Each line of the material below that holds the word "VSWR" needs to be copied.

** START Input records **

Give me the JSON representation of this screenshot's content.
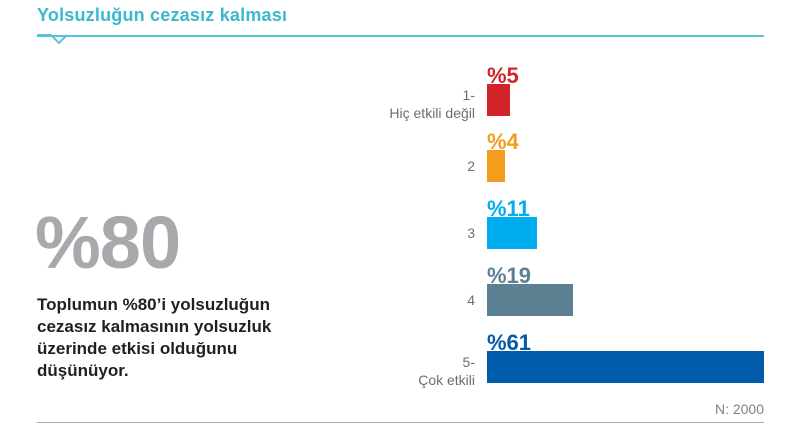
{
  "header": {
    "title": "Yolsuzluğun cezasız kalması"
  },
  "highlight": {
    "value": "%80",
    "description": "Toplumun %80’i yolsuzluğun cezasız kalmasının yolsuzluk üzerinde etkisi olduğunu düşünüyor."
  },
  "chart_data": {
    "type": "bar",
    "orientation": "horizontal",
    "title": "Yolsuzluğun cezasız kalması",
    "categories": [
      [
        "1-",
        "Hiç etkili değil"
      ],
      [
        "2"
      ],
      [
        "3"
      ],
      [
        "4"
      ],
      [
        "5-",
        "Çok etkili"
      ]
    ],
    "values": [
      5,
      4,
      11,
      19,
      61
    ],
    "labels": [
      "%5",
      "%4",
      "%11",
      "%19",
      "%61"
    ],
    "colors": [
      "#d2232a",
      "#f39c1e",
      "#00aeef",
      "#5b8193",
      "#005baa"
    ],
    "unit": "%",
    "xlim": [
      0,
      61
    ],
    "grid": false,
    "note": "N: 2000"
  }
}
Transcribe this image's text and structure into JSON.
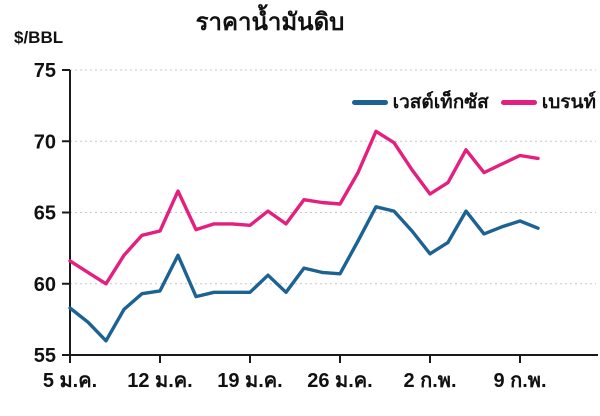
{
  "title": "ราคาน้ำมันดิบ",
  "y_unit_label": "$/BBL",
  "chart_data": {
    "type": "line",
    "title": "ราคาน้ำมันดิบ",
    "ylabel": "$/BBL",
    "xlabel": "",
    "ylim": [
      55,
      75
    ],
    "y_ticks": [
      55,
      60,
      65,
      70,
      75
    ],
    "grid": "horizontal-dashed",
    "grid_color": "#c9c9c9",
    "axis_color": "#1a1a1a",
    "legend_position": "top-right",
    "x_tick_labels": [
      "5 ม.ค.",
      "12 ม.ค.",
      "19 ม.ค.",
      "26 ม.ค.",
      "2 ก.พ.",
      "9 ก.พ."
    ],
    "x_tick_indices": [
      0,
      5,
      10,
      15,
      20,
      25
    ],
    "series": [
      {
        "name": "เวสต์เท็กซัส",
        "color": "#1c6292",
        "values": [
          58.3,
          57.3,
          56.0,
          58.2,
          59.3,
          59.5,
          62.0,
          59.1,
          59.4,
          59.4,
          59.4,
          60.6,
          59.4,
          61.1,
          60.8,
          60.7,
          63.0,
          65.4,
          65.1,
          63.7,
          62.1,
          62.9,
          65.1,
          63.5,
          64.0,
          64.4,
          63.9
        ]
      },
      {
        "name": "เบรนท์",
        "color": "#e3207f",
        "values": [
          61.6,
          60.8,
          60.0,
          62.0,
          63.4,
          63.7,
          66.5,
          63.8,
          64.2,
          64.2,
          64.1,
          65.1,
          64.2,
          65.9,
          65.7,
          65.6,
          67.8,
          70.7,
          69.9,
          68.0,
          66.3,
          67.1,
          69.4,
          67.8,
          68.4,
          69.0,
          68.8
        ]
      }
    ]
  }
}
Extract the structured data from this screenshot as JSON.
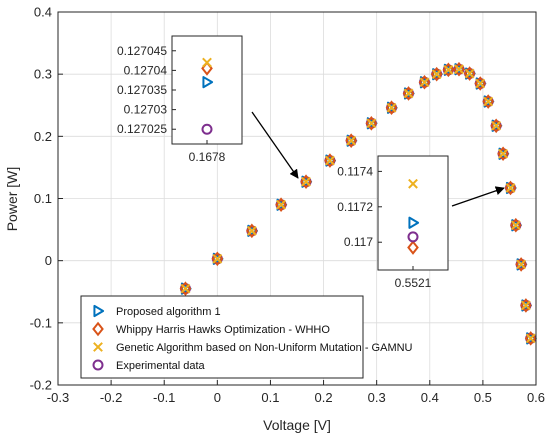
{
  "chart_data": {
    "type": "scatter",
    "title": "",
    "xlabel": "Voltage [V]",
    "ylabel": "Power [W]",
    "xlim": [
      -0.3,
      0.6
    ],
    "ylim": [
      -0.2,
      0.4
    ],
    "xticks": [
      "-0.3",
      "-0.2",
      "-0.1",
      "0",
      "0.1",
      "0.2",
      "0.3",
      "0.4",
      "0.5",
      "0.6"
    ],
    "yticks": [
      "-0.2",
      "-0.1",
      "0",
      "0.1",
      "0.2",
      "0.3",
      "0.4"
    ],
    "grid": true,
    "legend_position": "bottom-left",
    "x": [
      -0.06,
      0.0,
      0.065,
      0.12,
      0.167,
      0.212,
      0.252,
      0.29,
      0.328,
      0.36,
      0.39,
      0.413,
      0.435,
      0.455,
      0.475,
      0.495,
      0.51,
      0.525,
      0.538,
      0.552,
      0.562,
      0.572,
      0.581,
      0.59
    ],
    "y": [
      -0.045,
      0.003,
      0.048,
      0.09,
      0.127,
      0.161,
      0.193,
      0.221,
      0.246,
      0.269,
      0.287,
      0.3,
      0.307,
      0.308,
      0.301,
      0.285,
      0.256,
      0.217,
      0.172,
      0.117,
      0.057,
      -0.006,
      -0.072,
      -0.125
    ],
    "series": [
      {
        "name": "Proposed algorithm 1",
        "color": "#0072BD",
        "marker": "triangle-right"
      },
      {
        "name": "Whippy Harris Hawks Optimization - WHHO",
        "color": "#D95319",
        "marker": "diamond"
      },
      {
        "name": "Genetic Algorithm based on Non-Uniform Mutation - GAMNU",
        "color": "#EDB120",
        "marker": "x"
      },
      {
        "name": "Experimental data",
        "color": "#7E2F8E",
        "marker": "circle"
      }
    ],
    "insets": [
      {
        "xtick": "0.1678",
        "x_value": 0.1678,
        "yticks": [
          "0.127045",
          "0.12704",
          "0.127035",
          "0.12703",
          "0.127025"
        ],
        "ylim": [
          0.127022,
          0.127048
        ],
        "values": {
          "proposed": 0.127037,
          "whho": 0.1270405,
          "gamnu": 0.127042,
          "experimental": 0.127025
        }
      },
      {
        "xtick": "0.5521",
        "x_value": 0.5521,
        "yticks": [
          "0.1174",
          "0.1172",
          "0.117"
        ],
        "ylim": [
          0.11686,
          0.11747
        ],
        "values": {
          "proposed": 0.11711,
          "whho": 0.11697,
          "gamnu": 0.11733,
          "experimental": 0.11703
        }
      }
    ]
  }
}
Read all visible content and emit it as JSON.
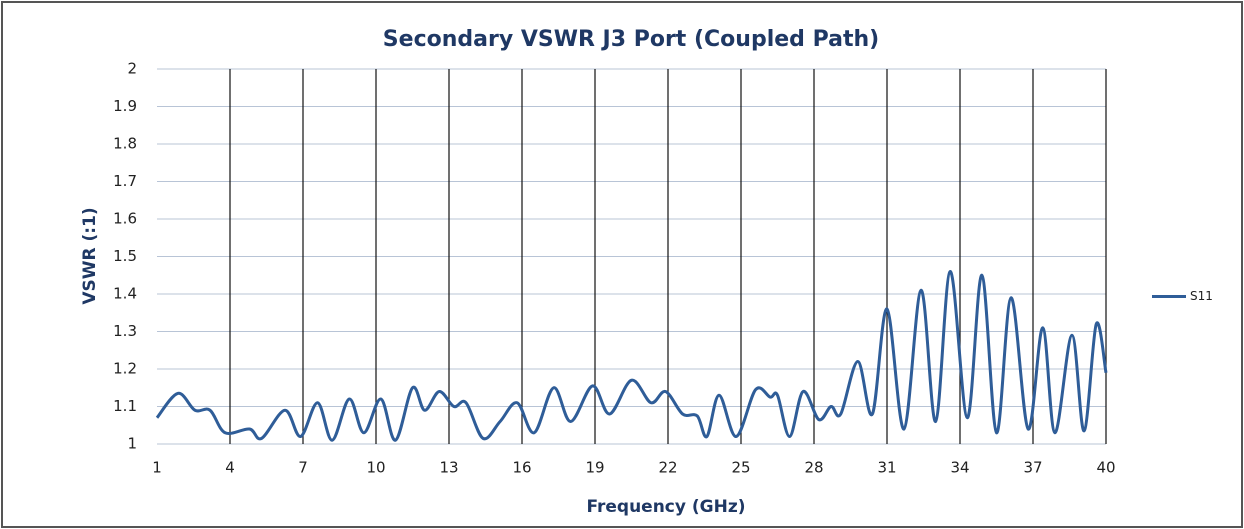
{
  "chart_data": {
    "type": "line",
    "title": "Secondary VSWR J3 Port (Coupled Path)",
    "x_label": "Frequency (GHz)",
    "y_label": "VSWR (:1)",
    "x": [
      1,
      1.86,
      2.56,
      3.18,
      3.8,
      4.8,
      5.3,
      6.26,
      6.9,
      7.6,
      8.2,
      8.9,
      9.5,
      10.2,
      10.8,
      11.5,
      12.0,
      12.6,
      13.2,
      13.7,
      14.4,
      15.1,
      15.8,
      16.5,
      17.3,
      18.0,
      18.9,
      19.6,
      20.5,
      21.3,
      21.9,
      22.6,
      23.2,
      23.6,
      24.1,
      24.8,
      25.6,
      26.2,
      26.5,
      27.0,
      27.55,
      28.2,
      28.7,
      29.1,
      29.8,
      30.4,
      31.0,
      31.7,
      32.4,
      33.0,
      33.6,
      34.3,
      34.9,
      35.5,
      36.1,
      36.8,
      37.4,
      37.9,
      38.6,
      39.1,
      39.6,
      40
    ],
    "series": [
      {
        "name": "S11",
        "color": "#2f5d98",
        "values": [
          1.07,
          1.135,
          1.09,
          1.09,
          1.03,
          1.04,
          1.015,
          1.09,
          1.02,
          1.11,
          1.01,
          1.12,
          1.03,
          1.12,
          1.01,
          1.15,
          1.09,
          1.14,
          1.1,
          1.11,
          1.015,
          1.06,
          1.11,
          1.03,
          1.15,
          1.06,
          1.155,
          1.08,
          1.17,
          1.11,
          1.14,
          1.08,
          1.075,
          1.02,
          1.13,
          1.02,
          1.145,
          1.125,
          1.13,
          1.02,
          1.14,
          1.065,
          1.1,
          1.08,
          1.22,
          1.08,
          1.36,
          1.04,
          1.41,
          1.06,
          1.46,
          1.07,
          1.45,
          1.03,
          1.39,
          1.04,
          1.31,
          1.03,
          1.29,
          1.035,
          1.32,
          1.19
        ]
      }
    ],
    "xlim": [
      1,
      40
    ],
    "xticks": [
      1,
      4,
      7,
      10,
      13,
      16,
      19,
      22,
      25,
      28,
      31,
      34,
      37,
      40
    ],
    "ylim": [
      1,
      2
    ],
    "yticks": [
      1,
      1.1,
      1.2,
      1.3,
      1.4,
      1.5,
      1.6,
      1.7,
      1.8,
      1.9,
      2
    ],
    "grid": true,
    "legend": "right"
  }
}
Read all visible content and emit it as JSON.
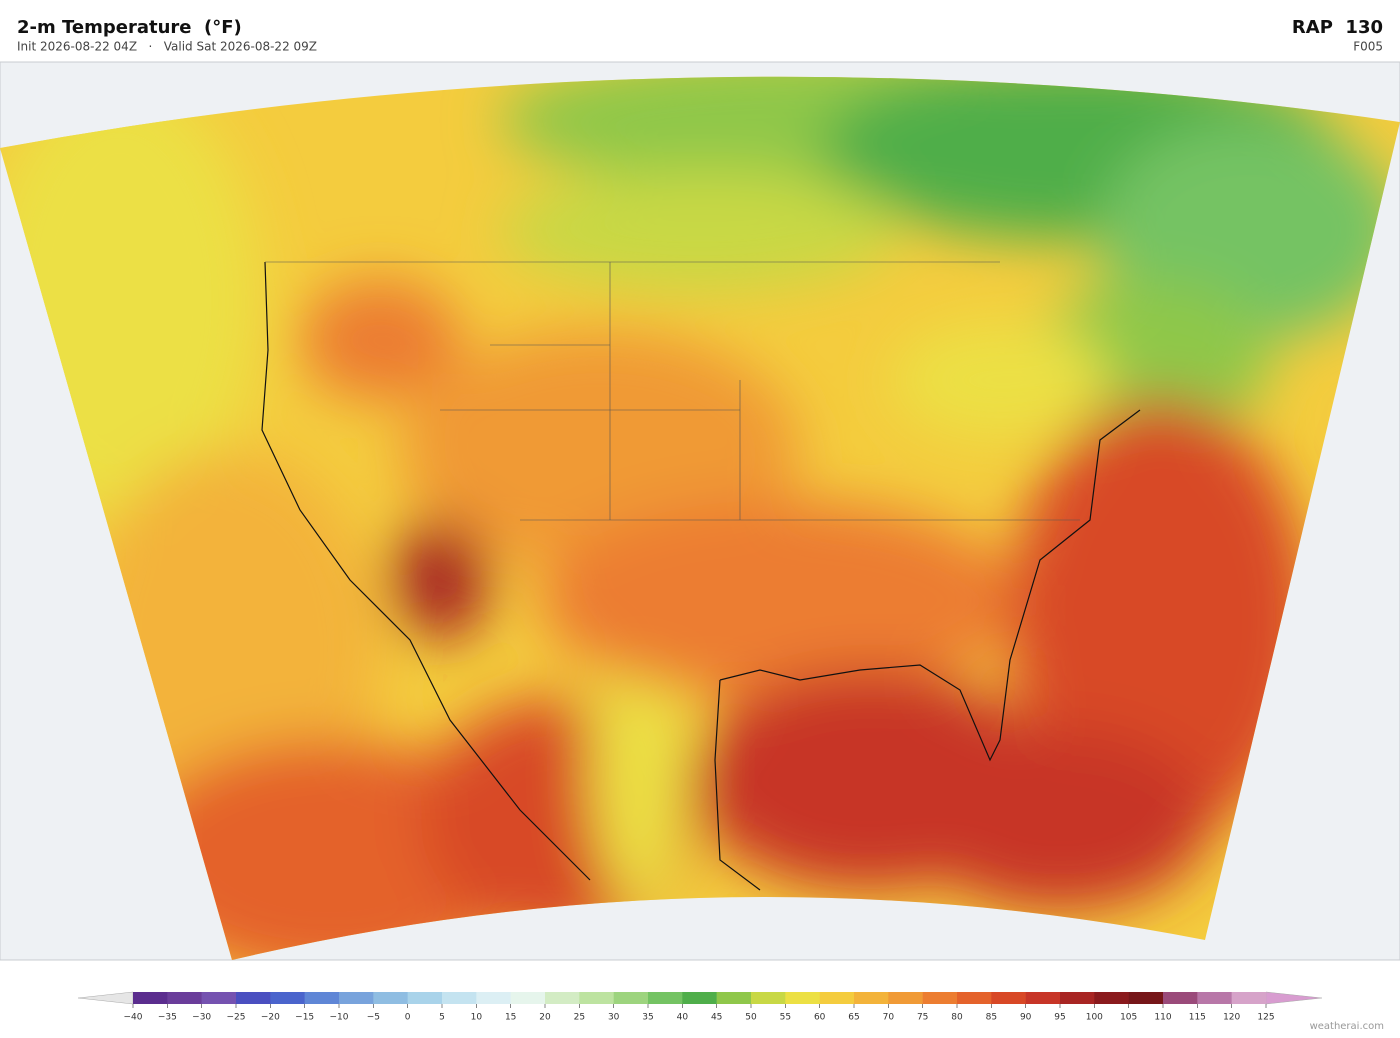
{
  "header": {
    "title": "2-m Temperature  (°F)",
    "subtitle": "Init 2026-08-22 04Z   ·   Valid Sat 2026-08-22 09Z",
    "model": "RAP  130",
    "forecast_hour": "F005"
  },
  "colorbar": {
    "ticks": [
      {
        "value": -40,
        "label": "−40"
      },
      {
        "value": -35,
        "label": "−35"
      },
      {
        "value": -30,
        "label": "−30"
      },
      {
        "value": -25,
        "label": "−25"
      },
      {
        "value": -20,
        "label": "−20"
      },
      {
        "value": -15,
        "label": "−15"
      },
      {
        "value": -10,
        "label": "−10"
      },
      {
        "value": -5,
        "label": "−5"
      },
      0,
      5,
      10,
      15,
      20,
      25,
      30,
      35,
      40,
      45,
      50,
      55,
      60,
      65,
      70,
      75,
      80,
      85,
      90,
      95,
      100,
      105,
      110,
      115,
      120,
      125
    ],
    "colors": [
      "#5b2d8e",
      "#6a3d9a",
      "#7552b0",
      "#4a4fc0",
      "#4a64cc",
      "#5f86d6",
      "#78a3dc",
      "#8fbde2",
      "#a9d3ea",
      "#c4e3f0",
      "#dceff4",
      "#e6f5ec",
      "#d3ecc4",
      "#bde3a0",
      "#9dd47e",
      "#74c363",
      "#4fae4a",
      "#8fc74a",
      "#c8d845",
      "#ece044",
      "#f4cc3e",
      "#f3b33a",
      "#f09a36",
      "#ec7d31",
      "#e4622b",
      "#d84826",
      "#c73527",
      "#a82523",
      "#8a1a1d",
      "#761619",
      "#9a4a7a",
      "#b877a8",
      "#d6a3c9"
    ],
    "under_color": "#e6e6e6",
    "over_color": "#d89cd0"
  },
  "footer": {
    "credit": "weatherai.com"
  }
}
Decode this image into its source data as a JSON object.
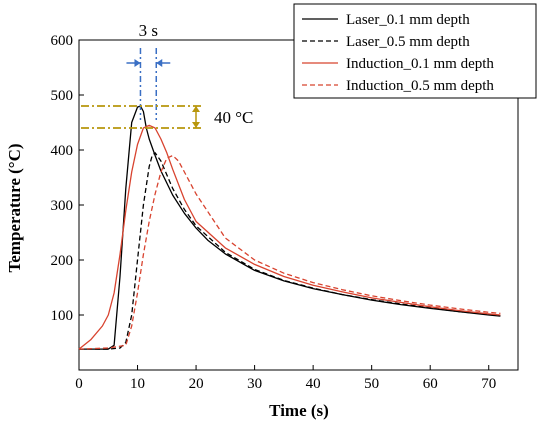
{
  "chart_data": {
    "type": "line",
    "title": "",
    "xlabel": "Time (s)",
    "ylabel": "Temperature (°C)",
    "xlim": [
      0,
      75
    ],
    "ylim": [
      0,
      600
    ],
    "xticks": [
      0,
      10,
      20,
      30,
      40,
      50,
      60,
      70
    ],
    "yticks": [
      100,
      200,
      300,
      400,
      500,
      600
    ],
    "grid": false,
    "legend_position": "top-right",
    "series": [
      {
        "name": "Laser_0.1 mm depth",
        "color": "#000000",
        "dash": "solid",
        "x": [
          0,
          4,
          5,
          6,
          7,
          8,
          9,
          10,
          10.5,
          11,
          11.5,
          12,
          13,
          14,
          15,
          16,
          18,
          20,
          22,
          25,
          30,
          35,
          40,
          45,
          50,
          55,
          60,
          65,
          70,
          72
        ],
        "y": [
          38,
          38,
          38,
          45,
          170,
          330,
          450,
          478,
          480,
          470,
          440,
          420,
          390,
          362,
          340,
          318,
          285,
          258,
          236,
          211,
          181,
          162,
          148,
          137,
          127,
          119,
          112,
          106,
          100,
          98
        ]
      },
      {
        "name": "Laser_0.5 mm depth",
        "color": "#000000",
        "dash": "dashed",
        "x": [
          0,
          5,
          7,
          8,
          9,
          10,
          11,
          12,
          12.5,
          13,
          14,
          15,
          16,
          18,
          20,
          25,
          30,
          35,
          40,
          45,
          50,
          55,
          60,
          65,
          70,
          72
        ],
        "y": [
          38,
          38,
          40,
          50,
          100,
          200,
          300,
          370,
          390,
          395,
          380,
          355,
          330,
          292,
          262,
          214,
          183,
          163,
          149,
          137,
          128,
          120,
          113,
          106,
          101,
          99
        ]
      },
      {
        "name": "Induction_0.1 mm depth",
        "color": "#d8432f",
        "dash": "solid",
        "x": [
          0,
          2,
          4,
          5,
          6,
          7,
          8,
          9,
          10,
          11,
          12,
          13,
          14,
          15,
          16,
          18,
          20,
          25,
          30,
          35,
          40,
          45,
          50,
          55,
          60,
          65,
          70,
          72
        ],
        "y": [
          38,
          55,
          80,
          100,
          140,
          210,
          290,
          360,
          410,
          440,
          445,
          440,
          420,
          395,
          365,
          310,
          270,
          222,
          192,
          170,
          154,
          142,
          131,
          123,
          115,
          108,
          102,
          100
        ]
      },
      {
        "name": "Induction_0.5 mm depth",
        "color": "#d8432f",
        "dash": "dashed",
        "x": [
          0,
          5,
          8,
          9,
          10,
          11,
          12,
          13,
          14,
          15,
          16,
          17,
          18,
          20,
          25,
          30,
          35,
          40,
          45,
          50,
          55,
          60,
          65,
          70,
          72
        ],
        "y": [
          38,
          40,
          45,
          80,
          140,
          210,
          270,
          320,
          360,
          385,
          390,
          380,
          360,
          320,
          240,
          200,
          176,
          159,
          146,
          135,
          126,
          118,
          111,
          105,
          103
        ]
      }
    ],
    "annotations": [
      {
        "type": "horizontal-interval",
        "label": "3 s",
        "x_from": 10.5,
        "x_to": 13.2,
        "color": "#3a6fc4"
      },
      {
        "type": "vertical-interval",
        "label": "40 °C",
        "y_from": 440,
        "y_to": 480,
        "color": "#b8960c"
      }
    ]
  }
}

** END Input records **

Correct response:
    "title": "Secondary VSWR J3 Port (Coupled Path)",
    "y_label": "VSWR (:1)",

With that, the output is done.